**Records for this exercise:**
>> begin

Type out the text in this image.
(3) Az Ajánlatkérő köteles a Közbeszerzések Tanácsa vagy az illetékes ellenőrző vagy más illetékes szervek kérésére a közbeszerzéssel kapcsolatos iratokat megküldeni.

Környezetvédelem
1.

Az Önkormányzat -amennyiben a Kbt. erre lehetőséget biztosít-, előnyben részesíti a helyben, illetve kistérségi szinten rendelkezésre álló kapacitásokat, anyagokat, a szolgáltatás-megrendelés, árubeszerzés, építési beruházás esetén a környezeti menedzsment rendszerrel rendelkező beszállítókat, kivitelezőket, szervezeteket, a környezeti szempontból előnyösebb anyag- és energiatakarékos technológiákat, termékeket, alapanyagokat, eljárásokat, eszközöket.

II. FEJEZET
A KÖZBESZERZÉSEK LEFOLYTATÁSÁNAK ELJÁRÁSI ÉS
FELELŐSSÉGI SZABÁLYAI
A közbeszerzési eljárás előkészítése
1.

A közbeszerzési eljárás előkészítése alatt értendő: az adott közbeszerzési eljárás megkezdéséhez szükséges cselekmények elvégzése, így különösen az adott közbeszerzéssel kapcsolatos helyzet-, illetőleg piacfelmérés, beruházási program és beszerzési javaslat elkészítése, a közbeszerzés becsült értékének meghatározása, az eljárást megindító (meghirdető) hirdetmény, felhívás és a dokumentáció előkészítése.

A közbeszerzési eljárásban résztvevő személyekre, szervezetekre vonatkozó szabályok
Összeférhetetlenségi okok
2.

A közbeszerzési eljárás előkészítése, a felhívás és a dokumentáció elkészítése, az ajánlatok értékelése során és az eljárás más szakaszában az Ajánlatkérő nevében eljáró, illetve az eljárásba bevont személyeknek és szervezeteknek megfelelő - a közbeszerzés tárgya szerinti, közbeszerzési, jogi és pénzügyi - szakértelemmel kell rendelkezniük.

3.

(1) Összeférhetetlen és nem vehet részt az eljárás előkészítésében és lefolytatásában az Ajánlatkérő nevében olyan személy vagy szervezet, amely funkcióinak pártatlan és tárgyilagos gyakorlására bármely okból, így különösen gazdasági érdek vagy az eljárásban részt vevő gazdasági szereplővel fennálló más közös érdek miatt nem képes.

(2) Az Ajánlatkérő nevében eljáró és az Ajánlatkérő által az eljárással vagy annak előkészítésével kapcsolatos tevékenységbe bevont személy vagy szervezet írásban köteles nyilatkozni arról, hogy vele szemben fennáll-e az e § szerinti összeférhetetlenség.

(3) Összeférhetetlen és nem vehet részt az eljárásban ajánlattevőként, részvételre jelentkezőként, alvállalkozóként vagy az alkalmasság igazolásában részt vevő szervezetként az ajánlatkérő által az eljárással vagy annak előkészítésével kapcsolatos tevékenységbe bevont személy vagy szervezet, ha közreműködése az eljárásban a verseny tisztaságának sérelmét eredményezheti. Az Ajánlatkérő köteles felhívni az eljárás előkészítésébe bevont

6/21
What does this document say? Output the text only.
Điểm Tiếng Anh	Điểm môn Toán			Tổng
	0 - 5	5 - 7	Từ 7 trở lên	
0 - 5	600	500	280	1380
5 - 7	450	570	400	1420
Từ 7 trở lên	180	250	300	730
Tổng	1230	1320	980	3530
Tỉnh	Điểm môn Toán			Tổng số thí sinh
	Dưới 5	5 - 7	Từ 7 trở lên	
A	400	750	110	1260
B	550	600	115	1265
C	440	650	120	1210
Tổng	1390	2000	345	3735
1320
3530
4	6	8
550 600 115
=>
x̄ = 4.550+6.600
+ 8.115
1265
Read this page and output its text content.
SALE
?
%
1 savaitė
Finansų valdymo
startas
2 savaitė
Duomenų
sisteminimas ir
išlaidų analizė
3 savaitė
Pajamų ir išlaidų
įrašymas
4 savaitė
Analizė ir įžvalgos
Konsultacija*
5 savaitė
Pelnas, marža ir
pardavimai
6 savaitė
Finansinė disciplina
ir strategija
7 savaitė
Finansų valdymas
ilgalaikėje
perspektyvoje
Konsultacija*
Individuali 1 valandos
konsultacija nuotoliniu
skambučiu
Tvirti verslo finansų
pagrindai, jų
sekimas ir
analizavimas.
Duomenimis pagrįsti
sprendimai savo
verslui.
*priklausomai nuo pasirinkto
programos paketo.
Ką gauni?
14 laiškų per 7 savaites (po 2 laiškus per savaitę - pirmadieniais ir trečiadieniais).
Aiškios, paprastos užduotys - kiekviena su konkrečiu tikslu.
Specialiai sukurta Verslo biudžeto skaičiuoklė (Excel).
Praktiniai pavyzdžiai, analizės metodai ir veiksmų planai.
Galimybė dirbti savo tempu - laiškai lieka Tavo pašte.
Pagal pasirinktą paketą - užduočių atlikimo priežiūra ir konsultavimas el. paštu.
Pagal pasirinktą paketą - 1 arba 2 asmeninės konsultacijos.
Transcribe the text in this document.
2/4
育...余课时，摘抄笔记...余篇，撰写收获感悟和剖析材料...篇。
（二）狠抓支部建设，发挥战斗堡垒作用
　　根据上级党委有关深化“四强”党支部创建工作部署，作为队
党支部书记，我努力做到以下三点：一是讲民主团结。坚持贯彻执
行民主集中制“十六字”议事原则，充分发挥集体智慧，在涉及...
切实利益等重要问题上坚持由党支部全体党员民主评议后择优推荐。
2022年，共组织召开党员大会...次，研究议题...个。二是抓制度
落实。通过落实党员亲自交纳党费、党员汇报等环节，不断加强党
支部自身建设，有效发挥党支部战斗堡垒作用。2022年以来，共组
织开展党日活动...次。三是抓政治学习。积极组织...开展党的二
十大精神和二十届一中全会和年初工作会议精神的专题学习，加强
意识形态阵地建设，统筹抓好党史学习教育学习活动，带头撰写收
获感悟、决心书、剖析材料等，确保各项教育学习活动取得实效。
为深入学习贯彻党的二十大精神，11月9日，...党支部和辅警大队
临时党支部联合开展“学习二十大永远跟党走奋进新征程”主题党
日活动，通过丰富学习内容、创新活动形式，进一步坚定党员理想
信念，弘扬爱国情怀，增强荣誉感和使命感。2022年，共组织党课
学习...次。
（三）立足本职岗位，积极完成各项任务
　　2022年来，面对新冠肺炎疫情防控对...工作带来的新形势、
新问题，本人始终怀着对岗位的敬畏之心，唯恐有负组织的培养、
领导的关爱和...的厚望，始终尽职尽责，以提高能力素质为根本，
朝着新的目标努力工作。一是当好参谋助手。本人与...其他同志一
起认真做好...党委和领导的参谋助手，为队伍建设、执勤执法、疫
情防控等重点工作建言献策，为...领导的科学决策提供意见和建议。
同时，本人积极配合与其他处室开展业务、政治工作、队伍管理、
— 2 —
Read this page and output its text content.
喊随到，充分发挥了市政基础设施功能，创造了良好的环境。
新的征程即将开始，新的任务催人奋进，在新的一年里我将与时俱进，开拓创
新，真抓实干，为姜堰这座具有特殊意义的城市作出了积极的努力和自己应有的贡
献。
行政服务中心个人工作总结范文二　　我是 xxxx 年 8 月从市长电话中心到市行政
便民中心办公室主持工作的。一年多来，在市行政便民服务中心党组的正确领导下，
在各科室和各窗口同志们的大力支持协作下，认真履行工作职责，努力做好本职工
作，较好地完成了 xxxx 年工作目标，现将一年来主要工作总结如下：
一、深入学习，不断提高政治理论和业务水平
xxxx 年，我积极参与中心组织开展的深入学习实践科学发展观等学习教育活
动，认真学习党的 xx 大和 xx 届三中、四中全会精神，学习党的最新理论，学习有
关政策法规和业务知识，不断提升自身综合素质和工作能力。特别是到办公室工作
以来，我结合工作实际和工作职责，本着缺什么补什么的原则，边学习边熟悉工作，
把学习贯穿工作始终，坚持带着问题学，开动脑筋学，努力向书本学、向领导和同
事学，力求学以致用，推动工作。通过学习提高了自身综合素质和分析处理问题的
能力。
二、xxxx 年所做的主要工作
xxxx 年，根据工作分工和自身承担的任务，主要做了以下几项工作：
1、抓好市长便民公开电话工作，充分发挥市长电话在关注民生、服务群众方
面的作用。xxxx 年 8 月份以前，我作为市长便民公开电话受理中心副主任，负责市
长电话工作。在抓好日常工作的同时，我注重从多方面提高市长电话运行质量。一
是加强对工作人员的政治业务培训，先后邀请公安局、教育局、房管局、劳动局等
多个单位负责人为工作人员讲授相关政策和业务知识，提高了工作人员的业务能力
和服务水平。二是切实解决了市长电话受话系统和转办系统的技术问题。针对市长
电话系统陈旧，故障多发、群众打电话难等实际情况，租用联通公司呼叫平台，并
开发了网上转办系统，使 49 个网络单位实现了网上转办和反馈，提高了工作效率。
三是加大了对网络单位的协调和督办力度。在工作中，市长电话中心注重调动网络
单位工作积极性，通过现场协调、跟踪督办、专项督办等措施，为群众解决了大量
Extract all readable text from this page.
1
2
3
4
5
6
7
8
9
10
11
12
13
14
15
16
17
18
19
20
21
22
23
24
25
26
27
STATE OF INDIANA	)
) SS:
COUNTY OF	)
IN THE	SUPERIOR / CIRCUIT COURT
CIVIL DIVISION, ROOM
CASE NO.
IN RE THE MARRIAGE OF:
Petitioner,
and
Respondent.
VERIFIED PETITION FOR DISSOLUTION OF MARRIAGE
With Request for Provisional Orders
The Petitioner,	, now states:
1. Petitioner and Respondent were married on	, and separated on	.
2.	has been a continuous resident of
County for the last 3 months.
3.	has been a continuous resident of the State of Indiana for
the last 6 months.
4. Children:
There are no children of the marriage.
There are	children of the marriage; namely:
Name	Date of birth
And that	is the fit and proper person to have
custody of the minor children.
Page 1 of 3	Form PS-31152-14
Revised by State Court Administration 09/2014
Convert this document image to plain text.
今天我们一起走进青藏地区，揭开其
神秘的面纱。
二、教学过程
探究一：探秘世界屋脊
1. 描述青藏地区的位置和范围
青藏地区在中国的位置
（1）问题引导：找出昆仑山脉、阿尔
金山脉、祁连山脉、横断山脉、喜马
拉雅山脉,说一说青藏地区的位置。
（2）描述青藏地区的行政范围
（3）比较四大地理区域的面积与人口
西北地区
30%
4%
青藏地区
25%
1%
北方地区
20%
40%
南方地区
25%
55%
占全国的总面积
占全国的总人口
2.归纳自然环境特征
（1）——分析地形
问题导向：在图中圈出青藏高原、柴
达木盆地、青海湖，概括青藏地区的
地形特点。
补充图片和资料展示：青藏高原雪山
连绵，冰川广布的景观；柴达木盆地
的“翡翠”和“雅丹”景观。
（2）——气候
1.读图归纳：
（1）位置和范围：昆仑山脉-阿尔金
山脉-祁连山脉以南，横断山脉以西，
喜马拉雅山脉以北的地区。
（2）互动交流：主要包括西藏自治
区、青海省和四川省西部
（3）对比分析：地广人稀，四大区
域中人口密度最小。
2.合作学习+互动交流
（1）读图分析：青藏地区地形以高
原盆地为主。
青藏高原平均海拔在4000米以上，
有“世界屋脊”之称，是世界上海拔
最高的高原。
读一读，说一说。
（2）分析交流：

>> end

**Written task:** Looking at the records above, say how many lines hold the string "Respondent". Write nothing but the number.

**Response:** 2